- TASK PROMPT
Return all lines below containing the word "from".

- Collected data entries
--------------------------------------------------

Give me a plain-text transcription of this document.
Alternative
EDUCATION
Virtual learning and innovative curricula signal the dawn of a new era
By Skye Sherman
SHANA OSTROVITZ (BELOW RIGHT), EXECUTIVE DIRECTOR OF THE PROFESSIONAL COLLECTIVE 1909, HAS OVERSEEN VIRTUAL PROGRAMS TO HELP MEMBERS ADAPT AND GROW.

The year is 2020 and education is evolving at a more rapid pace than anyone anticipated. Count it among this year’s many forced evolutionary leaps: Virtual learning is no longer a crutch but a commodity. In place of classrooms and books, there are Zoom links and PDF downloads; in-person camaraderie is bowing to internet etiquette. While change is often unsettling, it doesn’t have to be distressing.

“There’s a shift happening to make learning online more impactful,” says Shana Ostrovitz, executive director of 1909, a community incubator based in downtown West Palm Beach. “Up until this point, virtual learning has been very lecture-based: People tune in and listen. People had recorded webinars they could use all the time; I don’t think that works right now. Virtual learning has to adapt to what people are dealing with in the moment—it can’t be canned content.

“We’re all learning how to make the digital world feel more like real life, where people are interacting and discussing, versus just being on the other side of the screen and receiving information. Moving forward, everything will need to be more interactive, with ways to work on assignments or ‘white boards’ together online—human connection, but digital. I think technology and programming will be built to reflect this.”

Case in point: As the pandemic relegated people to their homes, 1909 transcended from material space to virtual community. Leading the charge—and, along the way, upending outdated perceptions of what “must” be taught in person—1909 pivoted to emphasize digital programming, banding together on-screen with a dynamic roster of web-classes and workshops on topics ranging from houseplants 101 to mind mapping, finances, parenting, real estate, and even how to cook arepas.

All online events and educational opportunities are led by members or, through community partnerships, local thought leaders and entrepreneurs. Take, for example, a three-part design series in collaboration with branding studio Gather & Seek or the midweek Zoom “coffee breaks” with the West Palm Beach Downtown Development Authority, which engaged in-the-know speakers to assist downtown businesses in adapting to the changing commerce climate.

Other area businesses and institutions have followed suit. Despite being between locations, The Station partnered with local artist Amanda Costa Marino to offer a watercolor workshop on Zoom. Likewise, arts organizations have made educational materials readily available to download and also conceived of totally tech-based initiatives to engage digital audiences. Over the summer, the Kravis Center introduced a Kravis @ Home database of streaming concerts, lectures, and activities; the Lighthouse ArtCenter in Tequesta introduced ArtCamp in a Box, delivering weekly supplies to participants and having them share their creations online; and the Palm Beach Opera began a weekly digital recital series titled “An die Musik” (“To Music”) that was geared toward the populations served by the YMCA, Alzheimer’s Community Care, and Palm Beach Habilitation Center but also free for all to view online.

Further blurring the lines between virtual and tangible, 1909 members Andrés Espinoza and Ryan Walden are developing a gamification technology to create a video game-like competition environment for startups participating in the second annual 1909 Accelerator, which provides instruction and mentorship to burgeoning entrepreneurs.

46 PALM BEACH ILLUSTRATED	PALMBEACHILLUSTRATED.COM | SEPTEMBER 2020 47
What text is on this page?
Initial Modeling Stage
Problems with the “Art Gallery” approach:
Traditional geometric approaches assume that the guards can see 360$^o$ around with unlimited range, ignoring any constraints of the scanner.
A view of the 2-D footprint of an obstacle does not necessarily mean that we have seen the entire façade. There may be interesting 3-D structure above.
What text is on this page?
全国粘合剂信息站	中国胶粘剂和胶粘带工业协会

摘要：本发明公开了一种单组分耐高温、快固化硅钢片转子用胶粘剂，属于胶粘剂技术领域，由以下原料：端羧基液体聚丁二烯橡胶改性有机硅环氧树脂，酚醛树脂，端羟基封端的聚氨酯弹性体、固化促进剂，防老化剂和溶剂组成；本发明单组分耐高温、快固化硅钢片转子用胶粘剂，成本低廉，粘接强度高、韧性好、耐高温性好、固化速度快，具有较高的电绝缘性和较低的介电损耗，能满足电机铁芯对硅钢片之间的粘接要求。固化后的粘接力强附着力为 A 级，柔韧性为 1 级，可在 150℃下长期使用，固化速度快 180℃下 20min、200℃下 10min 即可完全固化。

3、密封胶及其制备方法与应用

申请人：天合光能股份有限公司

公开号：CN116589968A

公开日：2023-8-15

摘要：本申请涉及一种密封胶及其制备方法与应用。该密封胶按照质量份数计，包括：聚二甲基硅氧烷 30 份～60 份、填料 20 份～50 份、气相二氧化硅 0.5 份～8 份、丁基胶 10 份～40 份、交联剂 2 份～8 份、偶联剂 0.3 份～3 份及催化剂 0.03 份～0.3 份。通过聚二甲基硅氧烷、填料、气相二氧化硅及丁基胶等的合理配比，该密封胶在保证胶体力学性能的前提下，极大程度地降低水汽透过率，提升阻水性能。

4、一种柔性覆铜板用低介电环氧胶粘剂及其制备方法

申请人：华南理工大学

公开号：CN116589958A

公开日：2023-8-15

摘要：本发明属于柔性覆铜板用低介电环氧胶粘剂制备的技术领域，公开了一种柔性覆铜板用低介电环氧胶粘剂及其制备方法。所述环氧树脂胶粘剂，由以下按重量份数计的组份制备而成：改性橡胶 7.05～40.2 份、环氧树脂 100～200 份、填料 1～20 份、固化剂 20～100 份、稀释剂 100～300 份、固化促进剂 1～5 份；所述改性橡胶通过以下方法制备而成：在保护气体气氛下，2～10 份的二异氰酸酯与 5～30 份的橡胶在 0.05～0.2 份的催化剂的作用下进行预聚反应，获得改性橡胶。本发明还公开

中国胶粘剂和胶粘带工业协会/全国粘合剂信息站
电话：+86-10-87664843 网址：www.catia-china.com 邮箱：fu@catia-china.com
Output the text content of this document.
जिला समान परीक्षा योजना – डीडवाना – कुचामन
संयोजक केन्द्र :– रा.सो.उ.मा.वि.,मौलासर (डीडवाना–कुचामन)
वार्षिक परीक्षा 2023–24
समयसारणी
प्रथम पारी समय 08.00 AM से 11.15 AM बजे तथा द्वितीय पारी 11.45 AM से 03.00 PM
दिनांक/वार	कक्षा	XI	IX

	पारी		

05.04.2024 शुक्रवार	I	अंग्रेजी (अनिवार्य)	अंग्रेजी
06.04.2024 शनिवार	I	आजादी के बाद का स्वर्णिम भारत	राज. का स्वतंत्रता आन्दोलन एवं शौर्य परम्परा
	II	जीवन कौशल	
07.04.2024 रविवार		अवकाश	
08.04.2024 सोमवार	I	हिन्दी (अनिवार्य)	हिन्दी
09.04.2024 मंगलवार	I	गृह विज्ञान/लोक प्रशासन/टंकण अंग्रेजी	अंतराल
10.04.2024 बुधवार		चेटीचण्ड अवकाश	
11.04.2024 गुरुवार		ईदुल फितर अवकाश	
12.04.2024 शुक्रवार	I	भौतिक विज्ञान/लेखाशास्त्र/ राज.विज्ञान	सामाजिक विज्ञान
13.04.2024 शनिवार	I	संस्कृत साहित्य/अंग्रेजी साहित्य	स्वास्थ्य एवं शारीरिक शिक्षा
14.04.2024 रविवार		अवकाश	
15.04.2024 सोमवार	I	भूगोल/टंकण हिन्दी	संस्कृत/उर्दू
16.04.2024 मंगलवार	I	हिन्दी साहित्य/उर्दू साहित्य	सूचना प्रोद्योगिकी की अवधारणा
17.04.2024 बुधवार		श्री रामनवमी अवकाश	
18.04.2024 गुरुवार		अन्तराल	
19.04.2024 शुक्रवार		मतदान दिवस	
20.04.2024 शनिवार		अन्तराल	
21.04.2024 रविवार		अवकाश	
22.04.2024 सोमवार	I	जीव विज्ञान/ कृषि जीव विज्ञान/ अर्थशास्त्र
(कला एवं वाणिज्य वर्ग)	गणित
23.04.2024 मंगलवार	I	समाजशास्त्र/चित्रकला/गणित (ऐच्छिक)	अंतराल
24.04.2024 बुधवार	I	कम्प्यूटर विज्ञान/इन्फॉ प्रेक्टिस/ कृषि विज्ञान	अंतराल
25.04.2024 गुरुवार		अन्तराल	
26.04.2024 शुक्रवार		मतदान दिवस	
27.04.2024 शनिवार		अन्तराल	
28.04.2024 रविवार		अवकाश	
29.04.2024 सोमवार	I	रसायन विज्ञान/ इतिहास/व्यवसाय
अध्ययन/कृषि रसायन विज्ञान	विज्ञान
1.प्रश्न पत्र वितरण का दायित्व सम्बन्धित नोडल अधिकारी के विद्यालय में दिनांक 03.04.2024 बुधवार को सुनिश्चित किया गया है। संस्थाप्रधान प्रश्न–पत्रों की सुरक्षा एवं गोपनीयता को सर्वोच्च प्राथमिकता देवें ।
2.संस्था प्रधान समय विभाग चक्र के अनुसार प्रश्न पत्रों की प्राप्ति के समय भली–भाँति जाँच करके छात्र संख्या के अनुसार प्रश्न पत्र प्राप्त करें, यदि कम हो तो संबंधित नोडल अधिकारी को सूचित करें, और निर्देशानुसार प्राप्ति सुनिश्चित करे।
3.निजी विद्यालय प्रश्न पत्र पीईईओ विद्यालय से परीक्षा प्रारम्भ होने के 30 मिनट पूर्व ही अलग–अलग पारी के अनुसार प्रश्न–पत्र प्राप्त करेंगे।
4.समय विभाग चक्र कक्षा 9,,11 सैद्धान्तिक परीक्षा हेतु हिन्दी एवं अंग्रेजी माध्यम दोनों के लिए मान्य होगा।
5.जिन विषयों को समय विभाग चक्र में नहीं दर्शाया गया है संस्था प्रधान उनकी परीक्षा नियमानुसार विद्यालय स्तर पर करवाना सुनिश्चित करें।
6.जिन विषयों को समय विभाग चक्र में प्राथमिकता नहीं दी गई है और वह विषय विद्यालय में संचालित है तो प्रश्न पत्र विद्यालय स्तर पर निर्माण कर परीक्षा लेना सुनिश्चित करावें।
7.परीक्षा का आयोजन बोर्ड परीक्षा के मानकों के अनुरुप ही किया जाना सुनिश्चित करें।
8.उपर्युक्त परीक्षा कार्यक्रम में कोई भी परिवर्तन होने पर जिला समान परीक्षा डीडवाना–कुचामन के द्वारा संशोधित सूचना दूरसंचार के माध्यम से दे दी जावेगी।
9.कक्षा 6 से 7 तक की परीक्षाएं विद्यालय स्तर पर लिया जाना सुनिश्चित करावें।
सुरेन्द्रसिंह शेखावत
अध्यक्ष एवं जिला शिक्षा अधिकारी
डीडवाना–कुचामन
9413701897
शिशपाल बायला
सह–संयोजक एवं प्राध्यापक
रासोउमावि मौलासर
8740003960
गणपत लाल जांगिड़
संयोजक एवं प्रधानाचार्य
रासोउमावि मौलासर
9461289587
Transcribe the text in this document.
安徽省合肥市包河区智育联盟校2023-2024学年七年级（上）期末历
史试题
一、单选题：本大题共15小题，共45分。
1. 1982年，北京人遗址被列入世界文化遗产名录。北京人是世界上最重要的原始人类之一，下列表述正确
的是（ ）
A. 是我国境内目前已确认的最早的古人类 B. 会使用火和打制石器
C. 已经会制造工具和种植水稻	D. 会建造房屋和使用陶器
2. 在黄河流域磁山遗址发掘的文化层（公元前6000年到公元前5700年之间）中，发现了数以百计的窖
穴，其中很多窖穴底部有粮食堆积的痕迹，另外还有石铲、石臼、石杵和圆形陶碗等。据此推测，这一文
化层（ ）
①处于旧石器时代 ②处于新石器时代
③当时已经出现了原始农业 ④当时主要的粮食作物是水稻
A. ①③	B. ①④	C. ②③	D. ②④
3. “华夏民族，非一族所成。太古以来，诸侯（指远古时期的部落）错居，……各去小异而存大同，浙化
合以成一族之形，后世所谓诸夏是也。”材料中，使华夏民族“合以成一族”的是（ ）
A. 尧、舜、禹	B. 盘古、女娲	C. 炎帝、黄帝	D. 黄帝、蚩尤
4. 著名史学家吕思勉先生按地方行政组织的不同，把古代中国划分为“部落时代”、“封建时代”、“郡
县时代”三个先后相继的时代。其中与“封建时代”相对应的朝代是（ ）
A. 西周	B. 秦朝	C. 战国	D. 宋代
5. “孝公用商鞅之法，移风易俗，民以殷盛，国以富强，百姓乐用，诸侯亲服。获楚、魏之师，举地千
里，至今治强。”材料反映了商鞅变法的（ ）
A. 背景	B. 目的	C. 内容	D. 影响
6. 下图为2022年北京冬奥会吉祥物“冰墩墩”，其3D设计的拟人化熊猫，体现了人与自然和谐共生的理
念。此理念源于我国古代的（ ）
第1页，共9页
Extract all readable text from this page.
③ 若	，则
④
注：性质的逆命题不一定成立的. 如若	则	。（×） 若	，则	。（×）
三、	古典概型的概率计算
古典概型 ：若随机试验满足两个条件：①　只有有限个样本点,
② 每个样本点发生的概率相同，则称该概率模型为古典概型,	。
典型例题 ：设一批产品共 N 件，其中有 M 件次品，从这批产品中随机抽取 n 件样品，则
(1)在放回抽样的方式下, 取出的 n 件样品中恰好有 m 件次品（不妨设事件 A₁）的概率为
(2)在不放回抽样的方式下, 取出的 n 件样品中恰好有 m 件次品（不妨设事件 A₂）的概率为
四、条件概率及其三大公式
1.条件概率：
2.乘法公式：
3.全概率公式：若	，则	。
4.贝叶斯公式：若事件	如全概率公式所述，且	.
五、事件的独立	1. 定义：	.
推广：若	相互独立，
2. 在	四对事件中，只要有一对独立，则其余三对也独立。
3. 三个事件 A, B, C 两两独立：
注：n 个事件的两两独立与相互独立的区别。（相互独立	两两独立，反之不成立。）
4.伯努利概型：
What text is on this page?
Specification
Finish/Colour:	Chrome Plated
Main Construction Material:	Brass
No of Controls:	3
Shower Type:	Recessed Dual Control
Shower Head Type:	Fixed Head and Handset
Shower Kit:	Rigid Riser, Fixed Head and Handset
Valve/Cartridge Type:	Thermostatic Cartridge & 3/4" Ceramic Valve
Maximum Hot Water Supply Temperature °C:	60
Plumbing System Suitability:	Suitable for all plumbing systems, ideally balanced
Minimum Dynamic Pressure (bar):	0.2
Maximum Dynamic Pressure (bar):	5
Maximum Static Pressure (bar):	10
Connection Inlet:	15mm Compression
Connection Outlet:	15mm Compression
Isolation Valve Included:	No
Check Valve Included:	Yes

--------------------------------------------------

- WRITTEN RESPONSE
Case in point: As the pandemic relegated people to their homes, 1909 transcended from material space to virtual community. Leading the charge—and, along the way, upending outdated perceptions of what “must” be taught in person—1909 pivoted to emphasize digital programming, banding together on-screen with a dynamic roster of web-classes and workshops on topics ranging from houseplants 101 to mind mapping, finances, parenting, real estate, and even how to cook arepas.
Extract all readable text from this page.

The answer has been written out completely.